*** LISTED RECORDS
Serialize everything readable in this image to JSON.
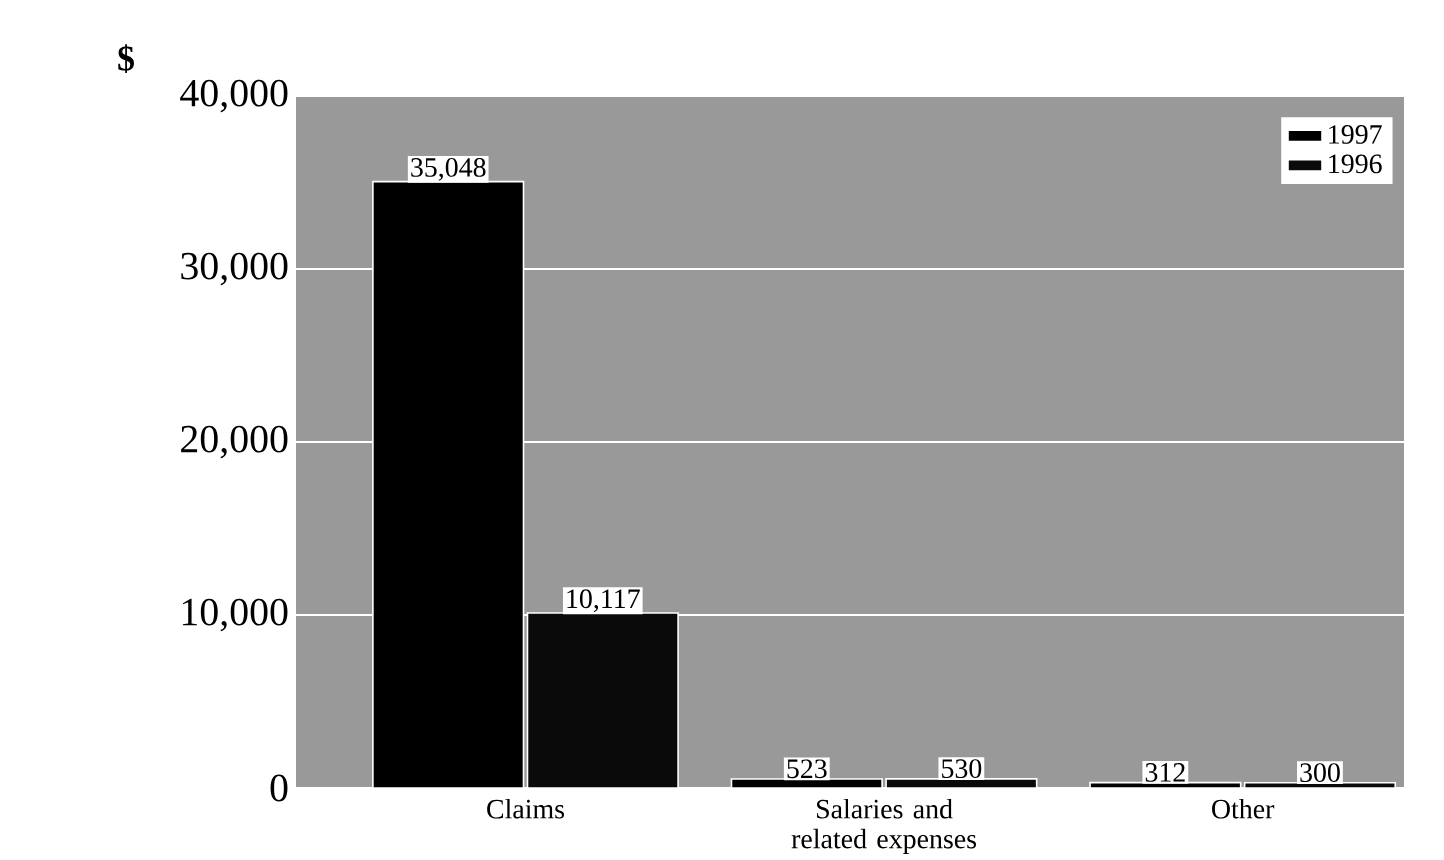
{
  "chart_data": {
    "type": "bar",
    "ylabel": "$",
    "categories": [
      "Claims",
      "Salaries and related expenses",
      "Other"
    ],
    "series": [
      {
        "name": "1997",
        "color": "#000000",
        "values": [
          35048,
          523,
          312
        ],
        "value_labels": [
          "35,048",
          "523",
          "312"
        ]
      },
      {
        "name": "1996",
        "color": "#0a0a0a",
        "values": [
          10117,
          530,
          300
        ],
        "value_labels": [
          "10,117",
          "530",
          "300"
        ]
      }
    ],
    "ylim": [
      0,
      40000
    ],
    "yticks": [
      0,
      {
        "value": 10000,
        "label": "10,000"
      },
      {
        "value": 20000,
        "label": "20,000"
      },
      {
        "value": 30000,
        "label": "30,000"
      },
      {
        "value": 40000,
        "label": "40,000"
      }
    ],
    "grid": "y",
    "legend": "top right"
  }
}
******
### TASK GOAL:
Leave the pictures out and output the rest of the listing exactly.

### WORKED SOLUTION:
Serialize everything readable in this image to JSON.
{
  "chart_data": {
    "type": "bar",
    "ylabel": "$",
    "categories": [
      "Claims",
      "Salaries and related expenses",
      "Other"
    ],
    "series": [
      {
        "name": "1997",
        "color": "#000000",
        "values": [
          35048,
          523,
          312
        ],
        "value_labels": [
          "35,048",
          "523",
          "312"
        ]
      },
      {
        "name": "1996",
        "color": "#0a0a0a",
        "values": [
          10117,
          530,
          300
        ],
        "value_labels": [
          "10,117",
          "530",
          "300"
        ]
      }
    ],
    "ylim": [
      0,
      40000
    ],
    "yticks": [
      0,
      {
        "value": 10000,
        "label": "10,000"
      },
      {
        "value": 20000,
        "label": "20,000"
      },
      {
        "value": 30000,
        "label": "30,000"
      },
      {
        "value": 40000,
        "label": "40,000"
      }
    ],
    "grid": "y",
    "legend": "top right"
  }
}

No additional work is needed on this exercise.